• Stated exercise:
Search the data for the word "يمينة" and copy every line that contains it.

• Stored data:
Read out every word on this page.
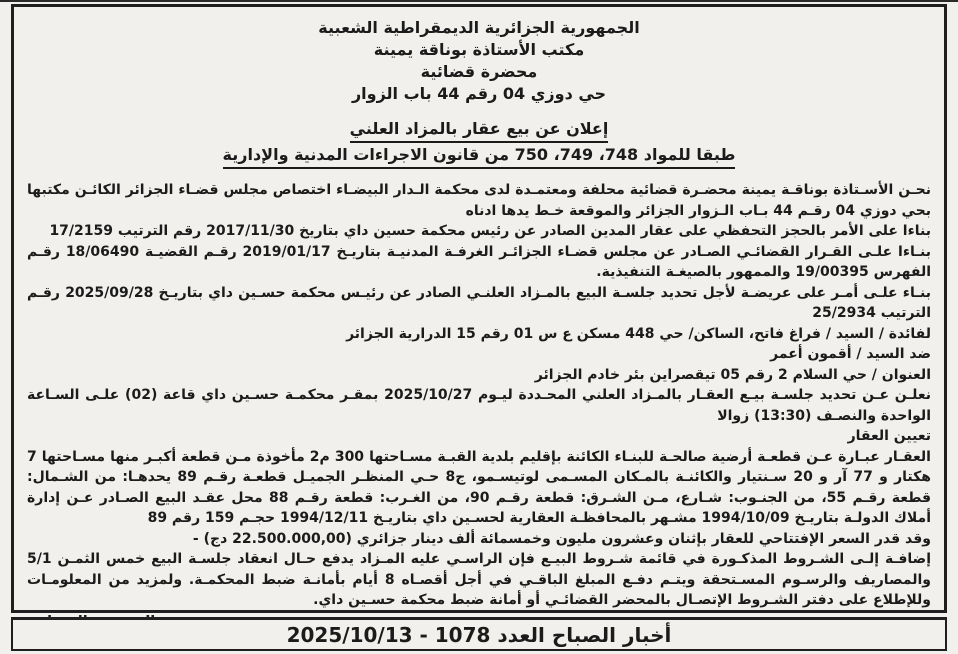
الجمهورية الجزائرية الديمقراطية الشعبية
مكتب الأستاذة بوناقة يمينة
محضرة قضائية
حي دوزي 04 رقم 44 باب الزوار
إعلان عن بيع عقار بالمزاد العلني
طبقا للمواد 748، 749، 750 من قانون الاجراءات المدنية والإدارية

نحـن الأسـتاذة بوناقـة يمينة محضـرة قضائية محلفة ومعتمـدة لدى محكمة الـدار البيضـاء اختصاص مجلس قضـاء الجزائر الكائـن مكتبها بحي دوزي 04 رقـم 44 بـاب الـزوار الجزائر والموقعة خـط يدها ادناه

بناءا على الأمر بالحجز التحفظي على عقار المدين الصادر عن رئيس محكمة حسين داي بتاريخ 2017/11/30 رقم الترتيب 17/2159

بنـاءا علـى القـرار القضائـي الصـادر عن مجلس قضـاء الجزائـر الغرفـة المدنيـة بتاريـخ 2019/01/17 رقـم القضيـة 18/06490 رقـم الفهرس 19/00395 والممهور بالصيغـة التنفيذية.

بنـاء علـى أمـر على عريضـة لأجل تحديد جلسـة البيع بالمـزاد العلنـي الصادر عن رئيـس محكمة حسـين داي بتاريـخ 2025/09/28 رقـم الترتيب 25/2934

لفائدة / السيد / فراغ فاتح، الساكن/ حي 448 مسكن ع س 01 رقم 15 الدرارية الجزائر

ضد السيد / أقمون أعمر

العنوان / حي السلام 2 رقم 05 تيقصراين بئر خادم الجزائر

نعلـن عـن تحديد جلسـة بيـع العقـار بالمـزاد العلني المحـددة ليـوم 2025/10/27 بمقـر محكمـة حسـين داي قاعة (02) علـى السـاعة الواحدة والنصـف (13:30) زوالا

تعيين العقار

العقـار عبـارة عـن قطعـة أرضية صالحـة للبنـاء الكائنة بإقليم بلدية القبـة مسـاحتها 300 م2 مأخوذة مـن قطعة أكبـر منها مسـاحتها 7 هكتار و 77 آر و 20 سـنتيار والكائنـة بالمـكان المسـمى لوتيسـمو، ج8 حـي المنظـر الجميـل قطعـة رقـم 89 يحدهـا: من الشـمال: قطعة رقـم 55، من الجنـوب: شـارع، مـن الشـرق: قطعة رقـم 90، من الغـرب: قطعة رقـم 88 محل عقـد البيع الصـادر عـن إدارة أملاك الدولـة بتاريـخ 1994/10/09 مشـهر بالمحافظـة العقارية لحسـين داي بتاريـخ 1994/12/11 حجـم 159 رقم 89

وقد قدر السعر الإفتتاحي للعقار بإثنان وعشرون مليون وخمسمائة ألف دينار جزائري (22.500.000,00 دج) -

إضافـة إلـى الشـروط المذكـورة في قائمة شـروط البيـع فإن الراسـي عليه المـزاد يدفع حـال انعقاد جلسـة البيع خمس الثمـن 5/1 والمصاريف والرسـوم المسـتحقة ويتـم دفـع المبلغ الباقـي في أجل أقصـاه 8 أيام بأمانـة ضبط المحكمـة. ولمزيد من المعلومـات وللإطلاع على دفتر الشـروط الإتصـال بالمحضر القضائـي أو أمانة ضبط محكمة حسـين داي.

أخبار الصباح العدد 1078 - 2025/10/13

• Task answer:
مكتب الأستاذة بوناقة يمينة
نحـن الأسـتاذة بوناقـة يمينة محضـرة قضائية محلفة ومعتمـدة لدى محكمة الـدار البيضـاء اختصاص مجلس قضـاء الجزائر الكائـن مكتبها بحي دوزي 04 رقـم 44 بـاب الـزوار الجزائر والموقعة خـط يدها ادناه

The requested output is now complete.